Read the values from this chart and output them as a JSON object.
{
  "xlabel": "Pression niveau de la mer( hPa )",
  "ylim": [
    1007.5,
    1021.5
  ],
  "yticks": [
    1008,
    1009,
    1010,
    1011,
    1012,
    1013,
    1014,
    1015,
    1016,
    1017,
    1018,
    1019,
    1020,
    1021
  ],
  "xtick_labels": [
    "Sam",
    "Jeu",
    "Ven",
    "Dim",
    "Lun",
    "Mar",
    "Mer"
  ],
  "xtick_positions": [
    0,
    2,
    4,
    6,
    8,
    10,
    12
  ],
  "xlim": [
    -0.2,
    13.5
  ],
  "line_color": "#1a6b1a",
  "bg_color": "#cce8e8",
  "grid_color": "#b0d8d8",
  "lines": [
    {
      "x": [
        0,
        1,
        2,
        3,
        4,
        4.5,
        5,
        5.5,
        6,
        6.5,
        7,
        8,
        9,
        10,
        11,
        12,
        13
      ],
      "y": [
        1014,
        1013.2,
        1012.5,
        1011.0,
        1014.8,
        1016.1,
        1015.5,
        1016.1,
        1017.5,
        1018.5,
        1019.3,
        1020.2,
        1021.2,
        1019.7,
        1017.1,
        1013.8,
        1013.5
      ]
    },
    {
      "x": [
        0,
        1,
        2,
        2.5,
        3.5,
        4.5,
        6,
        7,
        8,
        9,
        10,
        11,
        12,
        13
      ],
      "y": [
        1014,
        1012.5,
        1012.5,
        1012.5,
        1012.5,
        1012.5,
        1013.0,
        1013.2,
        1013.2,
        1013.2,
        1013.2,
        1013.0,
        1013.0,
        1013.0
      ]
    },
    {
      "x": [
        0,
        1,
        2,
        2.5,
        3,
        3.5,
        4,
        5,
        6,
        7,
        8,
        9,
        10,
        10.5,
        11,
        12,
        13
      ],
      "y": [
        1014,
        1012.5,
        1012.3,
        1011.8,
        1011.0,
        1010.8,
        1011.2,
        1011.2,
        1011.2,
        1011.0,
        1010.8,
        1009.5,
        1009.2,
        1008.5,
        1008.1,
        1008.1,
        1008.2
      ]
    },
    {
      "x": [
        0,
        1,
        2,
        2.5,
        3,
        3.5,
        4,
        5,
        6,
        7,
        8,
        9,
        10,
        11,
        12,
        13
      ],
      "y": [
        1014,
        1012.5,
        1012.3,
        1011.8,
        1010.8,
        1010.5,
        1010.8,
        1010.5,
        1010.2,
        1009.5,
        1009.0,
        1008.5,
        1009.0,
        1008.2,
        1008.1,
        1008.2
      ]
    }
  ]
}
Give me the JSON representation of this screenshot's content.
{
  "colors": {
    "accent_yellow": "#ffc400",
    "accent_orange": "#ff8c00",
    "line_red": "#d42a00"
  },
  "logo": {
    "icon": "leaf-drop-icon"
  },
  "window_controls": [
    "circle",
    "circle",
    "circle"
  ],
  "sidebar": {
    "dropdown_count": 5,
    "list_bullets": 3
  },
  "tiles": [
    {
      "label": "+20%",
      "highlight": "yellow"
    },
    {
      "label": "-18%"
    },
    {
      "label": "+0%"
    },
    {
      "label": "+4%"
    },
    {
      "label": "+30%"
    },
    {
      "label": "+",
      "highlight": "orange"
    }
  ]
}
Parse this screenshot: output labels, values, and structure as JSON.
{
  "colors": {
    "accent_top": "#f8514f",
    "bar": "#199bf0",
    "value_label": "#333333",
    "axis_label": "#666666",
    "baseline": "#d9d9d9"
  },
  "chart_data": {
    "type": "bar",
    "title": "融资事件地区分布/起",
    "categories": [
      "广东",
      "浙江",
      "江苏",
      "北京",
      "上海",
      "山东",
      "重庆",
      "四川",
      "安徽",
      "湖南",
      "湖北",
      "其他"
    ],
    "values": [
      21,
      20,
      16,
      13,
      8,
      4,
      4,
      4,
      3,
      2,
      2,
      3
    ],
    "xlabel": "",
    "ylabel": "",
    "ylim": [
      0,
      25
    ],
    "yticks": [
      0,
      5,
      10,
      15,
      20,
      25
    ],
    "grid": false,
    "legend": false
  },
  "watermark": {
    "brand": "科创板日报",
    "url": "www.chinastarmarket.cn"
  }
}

============

**AIM:** Filter the listing for the word "highlight" and copy every line that holds it.

**ANSWER TO THE PROBLEM:**
      "highlight": "yellow"
      "highlight": "orange"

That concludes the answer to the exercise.